Material:
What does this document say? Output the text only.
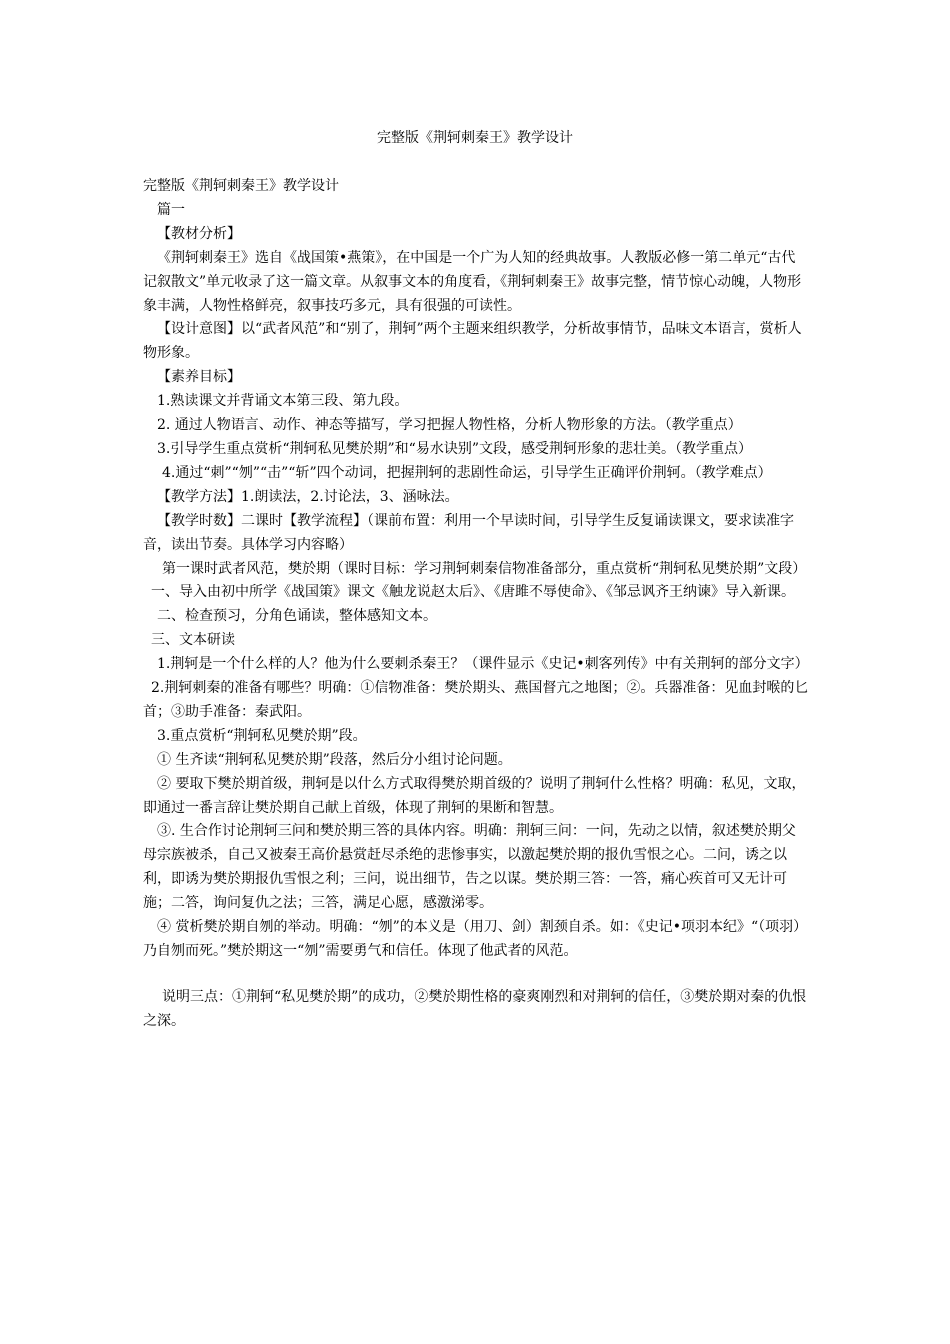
完整版《荆轲刺秦王》教学设计

完整版《荆轲刺秦王》教学设计

篇一

【教材分析】

《荆轲刺秦王》选自《战国策•燕策》，在中国是一个广为人知的经典故事。人教版必修一第二单元“古代记叙散文”单元收录了这一篇文章。从叙事文本的角度看，《荆轲刺秦王》故事完整，情节惊心动魄，人物形象丰满，人物性格鲜亮，叙事技巧多元，具有很强的可读性。

【设计意图】以“武者风范”和“别了，荆轲”两个主题来组织教学，分析故事情节，品味文本语言，赏析人物形象。

【素养目标】

1.熟读课文并背诵文本第三段、第九段。

2. 通过人物语言、动作、神态等描写，学习把握人物性格，分析人物形象的方法。（教学重点）

3.引导学生重点赏析“荆轲私见樊於期”和“易水诀别”文段，感受荆轲形象的悲壮美。（教学重点）

4.通过“刺”“刎”“击”“斩”四个动词，把握荆轲的悲剧性命运，引导学生正确评价荆轲。（教学难点）

【教学方法】1.朗读法，2.讨论法，3、涵咏法。

【教学时数】二课时【教学流程】（课前布置：利用一个早读时间，引导学生反复诵读课文，要求读准字音，读出节奏。具体学习内容略）

第一课时武者风范，樊於期（课时目标：学习荆轲刺秦信物准备部分，重点赏析“荆轲私见樊於期”文段）

一、导入由初中所学《战国策》课文《触龙说赵太后》、《唐雎不辱使命》、《邹忌讽齐王纳谏》导入新课。

二、检查预习，分角色诵读，整体感知文本。

三、文本研读

1.荆轲是一个什么样的人？他为什么要刺杀秦王？（课件显示《史记•刺客列传》中有关荆轲的部分文字）

2.荆轲刺秦的准备有哪些？明确：①信物准备：樊於期头、燕国督亢之地图；②。兵器准备：见血封喉的匕首；③助手准备：秦武阳。

3.重点赏析“荆轲私见樊於期”段。

① 生齐读“荆轲私见樊於期”段落，然后分小组讨论问题。

② 要取下樊於期首级，荆轲是以什么方式取得樊於期首级的？说明了荆轲什么性格？明确：私见，文取，即通过一番言辞让樊於期自己献上首级，体现了荆轲的果断和智慧。

③. 生合作讨论荆轲三问和樊於期三答的具体内容。明确：荆轲三问：一问，先动之以情，叙述樊於期父母宗族被杀，自己又被秦王高价悬赏赶尽杀绝的悲惨事实，以激起樊於期的报仇雪恨之心。二问，诱之以利，即诱为樊於期报仇雪恨之利；三问，说出细节，告之以谋。樊於期三答：一答，痛心疾首可又无计可施；二答，询问复仇之法；三答，满足心愿，感激涕零。

④ 赏析樊於期自刎的举动。明确：“刎”的本义是（用刀、剑）割颈自杀。如：《史记•项羽本纪》“（项羽）乃自刎而死。”樊於期这一“刎”需要勇气和信任。体现了他武者的风范。

说明三点：①荆轲“私见樊於期”的成功，②樊於期性格的豪爽刚烈和对荆轲的信任，③樊於期对秦的仇恨之深。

Problem: Return each line from the material above exactly, but not the pictures.

Result of the task:
What does this document say? Output the text only.
完整版《荆轲刺秦王》教学设计

完整版《荆轲刺秦王》教学设计

篇一

【教材分析】

《荆轲刺秦王》选自《战国策•燕策》，在中国是一个广为人知的经典故事。人教版必修一第二单元“古代记叙散文”单元收录了这一篇文章。从叙事文本的角度看，《荆轲刺秦王》故事完整，情节惊心动魄，人物形象丰满，人物性格鲜亮，叙事技巧多元，具有很强的可读性。

【设计意图】以“武者风范”和“别了，荆轲”两个主题来组织教学，分析故事情节，品味文本语言，赏析人物形象。

【素养目标】

1.熟读课文并背诵文本第三段、第九段。

2. 通过人物语言、动作、神态等描写，学习把握人物性格，分析人物形象的方法。（教学重点）

3.引导学生重点赏析“荆轲私见樊於期”和“易水诀别”文段，感受荆轲形象的悲壮美。（教学重点）

4.通过“刺”“刎”“击”“斩”四个动词，把握荆轲的悲剧性命运，引导学生正确评价荆轲。（教学难点）

【教学方法】1.朗读法，2.讨论法，3、涵咏法。

【教学时数】二课时【教学流程】（课前布置：利用一个早读时间，引导学生反复诵读课文，要求读准字音，读出节奏。具体学习内容略）

第一课时武者风范，樊於期（课时目标：学习荆轲刺秦信物准备部分，重点赏析“荆轲私见樊於期”文段）

一、导入由初中所学《战国策》课文《触龙说赵太后》、《唐雎不辱使命》、《邹忌讽齐王纳谏》导入新课。

二、检查预习，分角色诵读，整体感知文本。

三、文本研读

1.荆轲是一个什么样的人？他为什么要刺杀秦王？（课件显示《史记•刺客列传》中有关荆轲的部分文字）

2.荆轲刺秦的准备有哪些？明确：①信物准备：樊於期头、燕国督亢之地图；②。兵器准备：见血封喉的匕首；③助手准备：秦武阳。

3.重点赏析“荆轲私见樊於期”段。

① 生齐读“荆轲私见樊於期”段落，然后分小组讨论问题。

② 要取下樊於期首级，荆轲是以什么方式取得樊於期首级的？说明了荆轲什么性格？明确：私见，文取，即通过一番言辞让樊於期自己献上首级，体现了荆轲的果断和智慧。

③. 生合作讨论荆轲三问和樊於期三答的具体内容。明确：荆轲三问：一问，先动之以情，叙述樊於期父母宗族被杀，自己又被秦王高价悬赏赶尽杀绝的悲惨事实，以激起樊於期的报仇雪恨之心。二问，诱之以利，即诱为樊於期报仇雪恨之利；三问，说出细节，告之以谋。樊於期三答：一答，痛心疾首可又无计可施；二答，询问复仇之法；三答，满足心愿，感激涕零。

④ 赏析樊於期自刎的举动。明确：“刎”的本义是（用刀、剑）割颈自杀。如：《史记•项羽本纪》“（项羽）乃自刎而死。”樊於期这一“刎”需要勇气和信任。体现了他武者的风范。

说明三点：①荆轲“私见樊於期”的成功，②樊於期性格的豪爽刚烈和对荆轲的信任，③樊於期对秦的仇恨之深。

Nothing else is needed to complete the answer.